| Written exercise |
Filter out everything except lines holding "name".

| Data in this exercise |
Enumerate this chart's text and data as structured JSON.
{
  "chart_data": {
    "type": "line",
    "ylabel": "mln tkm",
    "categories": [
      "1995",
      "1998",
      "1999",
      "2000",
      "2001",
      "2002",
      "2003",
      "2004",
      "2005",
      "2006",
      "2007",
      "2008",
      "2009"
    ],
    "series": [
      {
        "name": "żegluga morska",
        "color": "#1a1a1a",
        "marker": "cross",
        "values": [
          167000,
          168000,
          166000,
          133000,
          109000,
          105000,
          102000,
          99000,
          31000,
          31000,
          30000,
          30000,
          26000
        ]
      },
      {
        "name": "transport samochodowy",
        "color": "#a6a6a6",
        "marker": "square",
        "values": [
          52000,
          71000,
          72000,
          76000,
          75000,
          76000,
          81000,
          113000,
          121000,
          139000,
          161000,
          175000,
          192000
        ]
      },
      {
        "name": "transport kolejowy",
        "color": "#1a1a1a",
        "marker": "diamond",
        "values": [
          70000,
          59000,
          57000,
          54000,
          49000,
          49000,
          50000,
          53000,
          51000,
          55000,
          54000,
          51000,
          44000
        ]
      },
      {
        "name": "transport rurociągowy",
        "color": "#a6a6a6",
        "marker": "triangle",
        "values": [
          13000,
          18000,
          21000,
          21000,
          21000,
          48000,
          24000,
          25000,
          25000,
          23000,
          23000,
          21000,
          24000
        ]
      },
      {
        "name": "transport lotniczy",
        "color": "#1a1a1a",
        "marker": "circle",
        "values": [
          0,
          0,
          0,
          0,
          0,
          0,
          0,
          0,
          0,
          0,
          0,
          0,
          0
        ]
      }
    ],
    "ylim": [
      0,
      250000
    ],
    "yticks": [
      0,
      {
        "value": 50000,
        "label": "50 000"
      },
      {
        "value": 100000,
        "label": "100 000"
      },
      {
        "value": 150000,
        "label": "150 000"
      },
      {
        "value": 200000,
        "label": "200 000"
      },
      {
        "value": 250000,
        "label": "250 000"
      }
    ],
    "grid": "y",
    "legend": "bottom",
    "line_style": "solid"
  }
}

| Result below |
        "name": "żegluga morska",
        "name": "transport samochodowy",
        "name": "transport kolejowy",
        "name": "transport rurociągowy",
        "name": "transport lotniczy",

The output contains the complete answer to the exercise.